| EXERCISE AIM |
Using the listing below, select the lines with the word "night" and copy them.

| EXTRACTED DATA |
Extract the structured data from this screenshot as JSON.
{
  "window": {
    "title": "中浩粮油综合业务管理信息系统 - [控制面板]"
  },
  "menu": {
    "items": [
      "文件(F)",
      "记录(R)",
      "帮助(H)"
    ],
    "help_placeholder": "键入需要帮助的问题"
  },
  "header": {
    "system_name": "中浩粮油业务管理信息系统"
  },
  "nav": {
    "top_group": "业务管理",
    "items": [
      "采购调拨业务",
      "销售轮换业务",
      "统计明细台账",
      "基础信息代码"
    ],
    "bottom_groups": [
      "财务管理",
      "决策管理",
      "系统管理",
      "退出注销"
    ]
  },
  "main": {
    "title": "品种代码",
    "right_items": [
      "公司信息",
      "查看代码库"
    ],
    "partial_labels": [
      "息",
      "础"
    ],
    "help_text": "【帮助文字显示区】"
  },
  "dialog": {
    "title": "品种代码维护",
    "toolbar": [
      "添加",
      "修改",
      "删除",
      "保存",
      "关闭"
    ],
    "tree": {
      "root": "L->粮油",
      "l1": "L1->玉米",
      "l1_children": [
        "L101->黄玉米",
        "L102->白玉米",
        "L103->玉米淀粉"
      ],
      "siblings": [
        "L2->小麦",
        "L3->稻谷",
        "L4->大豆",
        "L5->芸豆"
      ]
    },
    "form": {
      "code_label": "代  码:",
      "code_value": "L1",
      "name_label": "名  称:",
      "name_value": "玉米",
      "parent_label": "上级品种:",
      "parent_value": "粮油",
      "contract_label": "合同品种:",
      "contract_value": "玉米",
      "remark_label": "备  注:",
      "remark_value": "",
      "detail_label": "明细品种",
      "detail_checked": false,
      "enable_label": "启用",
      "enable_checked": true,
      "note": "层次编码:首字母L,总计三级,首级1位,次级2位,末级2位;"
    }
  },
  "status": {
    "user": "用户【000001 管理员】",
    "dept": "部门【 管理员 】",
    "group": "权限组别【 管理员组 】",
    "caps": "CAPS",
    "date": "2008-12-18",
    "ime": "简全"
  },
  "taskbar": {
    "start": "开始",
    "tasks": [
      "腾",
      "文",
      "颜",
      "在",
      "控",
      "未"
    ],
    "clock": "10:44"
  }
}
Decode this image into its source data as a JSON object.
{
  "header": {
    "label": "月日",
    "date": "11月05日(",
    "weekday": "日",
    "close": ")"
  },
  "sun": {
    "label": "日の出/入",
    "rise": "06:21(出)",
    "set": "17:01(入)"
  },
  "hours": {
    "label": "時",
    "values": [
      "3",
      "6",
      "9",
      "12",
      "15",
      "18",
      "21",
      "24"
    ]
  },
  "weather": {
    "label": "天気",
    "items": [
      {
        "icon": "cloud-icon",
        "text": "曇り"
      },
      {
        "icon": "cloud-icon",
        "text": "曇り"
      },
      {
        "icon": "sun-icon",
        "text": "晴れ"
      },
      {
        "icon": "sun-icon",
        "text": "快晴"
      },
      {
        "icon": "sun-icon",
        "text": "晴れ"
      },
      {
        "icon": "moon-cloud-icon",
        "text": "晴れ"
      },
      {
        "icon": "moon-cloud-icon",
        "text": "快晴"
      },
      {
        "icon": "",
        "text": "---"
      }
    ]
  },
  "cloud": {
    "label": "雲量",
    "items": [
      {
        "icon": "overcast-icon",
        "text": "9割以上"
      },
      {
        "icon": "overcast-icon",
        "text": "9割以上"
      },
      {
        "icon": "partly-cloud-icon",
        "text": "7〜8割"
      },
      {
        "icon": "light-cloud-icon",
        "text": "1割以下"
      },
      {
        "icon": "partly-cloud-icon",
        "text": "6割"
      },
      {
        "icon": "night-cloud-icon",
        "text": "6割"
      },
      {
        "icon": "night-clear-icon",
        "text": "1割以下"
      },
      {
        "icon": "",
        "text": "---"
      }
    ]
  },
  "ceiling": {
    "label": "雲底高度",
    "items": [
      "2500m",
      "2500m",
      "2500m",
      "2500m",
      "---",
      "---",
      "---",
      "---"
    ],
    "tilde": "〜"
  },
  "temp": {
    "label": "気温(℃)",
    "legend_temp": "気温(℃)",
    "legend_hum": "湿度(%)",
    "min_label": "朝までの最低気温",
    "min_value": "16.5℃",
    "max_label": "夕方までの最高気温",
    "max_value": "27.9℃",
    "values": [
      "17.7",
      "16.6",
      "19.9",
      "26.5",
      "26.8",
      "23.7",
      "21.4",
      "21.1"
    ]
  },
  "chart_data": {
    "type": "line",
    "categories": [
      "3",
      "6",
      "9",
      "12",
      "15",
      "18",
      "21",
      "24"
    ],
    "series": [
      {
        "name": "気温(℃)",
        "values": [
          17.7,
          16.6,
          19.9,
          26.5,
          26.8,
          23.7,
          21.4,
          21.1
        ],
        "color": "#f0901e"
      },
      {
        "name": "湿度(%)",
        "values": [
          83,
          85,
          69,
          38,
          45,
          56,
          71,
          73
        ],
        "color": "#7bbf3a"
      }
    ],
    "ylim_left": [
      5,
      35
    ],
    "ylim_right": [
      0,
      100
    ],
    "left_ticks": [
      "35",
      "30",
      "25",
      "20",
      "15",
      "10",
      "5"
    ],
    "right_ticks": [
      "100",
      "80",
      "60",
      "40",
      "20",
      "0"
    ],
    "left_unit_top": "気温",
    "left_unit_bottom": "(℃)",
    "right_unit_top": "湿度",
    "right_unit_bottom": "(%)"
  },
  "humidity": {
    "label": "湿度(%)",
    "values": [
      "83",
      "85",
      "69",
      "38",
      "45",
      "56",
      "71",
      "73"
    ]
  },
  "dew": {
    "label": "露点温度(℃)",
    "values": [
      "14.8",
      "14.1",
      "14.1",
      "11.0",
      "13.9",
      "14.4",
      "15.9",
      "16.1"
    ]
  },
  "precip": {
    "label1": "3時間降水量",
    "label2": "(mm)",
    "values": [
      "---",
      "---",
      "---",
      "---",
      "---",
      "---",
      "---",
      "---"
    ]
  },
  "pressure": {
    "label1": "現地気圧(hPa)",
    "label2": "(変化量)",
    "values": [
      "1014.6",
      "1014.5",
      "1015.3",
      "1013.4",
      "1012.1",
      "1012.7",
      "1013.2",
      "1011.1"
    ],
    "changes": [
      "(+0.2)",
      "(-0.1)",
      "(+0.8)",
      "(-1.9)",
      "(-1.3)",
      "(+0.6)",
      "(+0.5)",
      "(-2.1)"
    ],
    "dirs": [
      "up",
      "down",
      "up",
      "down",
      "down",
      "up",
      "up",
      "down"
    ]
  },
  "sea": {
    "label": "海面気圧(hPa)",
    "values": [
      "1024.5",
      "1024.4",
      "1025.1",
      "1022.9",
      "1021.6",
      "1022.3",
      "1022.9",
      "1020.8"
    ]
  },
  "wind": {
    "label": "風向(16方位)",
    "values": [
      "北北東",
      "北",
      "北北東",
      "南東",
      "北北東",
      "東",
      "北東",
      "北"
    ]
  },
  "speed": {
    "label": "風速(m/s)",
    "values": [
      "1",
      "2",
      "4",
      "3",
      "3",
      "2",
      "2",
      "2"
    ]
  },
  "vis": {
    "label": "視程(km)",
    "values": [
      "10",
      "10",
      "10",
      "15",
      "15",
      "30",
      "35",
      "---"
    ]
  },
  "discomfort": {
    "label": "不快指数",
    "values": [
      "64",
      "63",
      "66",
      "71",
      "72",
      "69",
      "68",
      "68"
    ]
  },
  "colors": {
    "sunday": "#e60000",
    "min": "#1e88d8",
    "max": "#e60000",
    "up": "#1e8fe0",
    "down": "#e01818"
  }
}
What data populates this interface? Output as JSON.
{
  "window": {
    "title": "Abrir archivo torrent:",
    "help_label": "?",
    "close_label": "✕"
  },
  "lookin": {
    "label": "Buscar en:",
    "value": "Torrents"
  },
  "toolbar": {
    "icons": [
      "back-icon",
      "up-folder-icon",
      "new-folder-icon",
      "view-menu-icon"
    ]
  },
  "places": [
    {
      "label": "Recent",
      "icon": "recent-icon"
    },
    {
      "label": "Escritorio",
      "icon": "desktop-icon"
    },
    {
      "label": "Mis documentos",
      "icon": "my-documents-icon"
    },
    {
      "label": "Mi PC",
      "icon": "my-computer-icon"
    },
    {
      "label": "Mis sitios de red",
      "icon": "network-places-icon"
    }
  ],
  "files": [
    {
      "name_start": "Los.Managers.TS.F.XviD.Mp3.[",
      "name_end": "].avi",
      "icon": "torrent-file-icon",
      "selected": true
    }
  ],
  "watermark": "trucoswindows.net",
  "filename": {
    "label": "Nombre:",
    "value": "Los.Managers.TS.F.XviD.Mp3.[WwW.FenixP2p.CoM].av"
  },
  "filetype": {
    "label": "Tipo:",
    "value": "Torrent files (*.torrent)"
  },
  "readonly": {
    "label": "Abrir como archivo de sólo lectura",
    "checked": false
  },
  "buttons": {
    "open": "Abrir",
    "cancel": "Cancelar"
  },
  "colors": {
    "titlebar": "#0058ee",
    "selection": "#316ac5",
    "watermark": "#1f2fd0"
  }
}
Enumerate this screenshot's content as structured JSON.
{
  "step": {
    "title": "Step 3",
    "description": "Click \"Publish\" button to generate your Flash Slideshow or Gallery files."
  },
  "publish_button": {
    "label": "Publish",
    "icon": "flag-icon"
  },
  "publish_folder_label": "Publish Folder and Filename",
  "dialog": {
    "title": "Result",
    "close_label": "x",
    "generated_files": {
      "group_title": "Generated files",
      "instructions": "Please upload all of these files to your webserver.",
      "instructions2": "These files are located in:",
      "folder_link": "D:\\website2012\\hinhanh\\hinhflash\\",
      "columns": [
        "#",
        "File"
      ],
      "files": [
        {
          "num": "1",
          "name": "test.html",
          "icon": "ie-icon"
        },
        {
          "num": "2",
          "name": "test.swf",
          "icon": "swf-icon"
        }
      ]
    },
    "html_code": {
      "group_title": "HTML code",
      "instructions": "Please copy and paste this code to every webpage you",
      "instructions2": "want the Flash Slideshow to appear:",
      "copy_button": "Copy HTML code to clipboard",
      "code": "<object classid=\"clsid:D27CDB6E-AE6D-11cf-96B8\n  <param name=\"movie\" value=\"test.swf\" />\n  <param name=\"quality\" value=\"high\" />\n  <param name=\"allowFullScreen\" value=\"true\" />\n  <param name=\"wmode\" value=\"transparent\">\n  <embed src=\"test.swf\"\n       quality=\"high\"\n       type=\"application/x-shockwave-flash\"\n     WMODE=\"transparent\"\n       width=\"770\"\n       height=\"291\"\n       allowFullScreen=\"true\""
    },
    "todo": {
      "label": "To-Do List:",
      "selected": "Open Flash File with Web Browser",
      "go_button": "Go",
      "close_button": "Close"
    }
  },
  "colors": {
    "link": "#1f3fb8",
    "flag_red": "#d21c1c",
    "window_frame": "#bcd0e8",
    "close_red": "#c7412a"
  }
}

| TASK RESPONSE |
        "icon": "night-cloud-icon",
        "icon": "night-clear-icon",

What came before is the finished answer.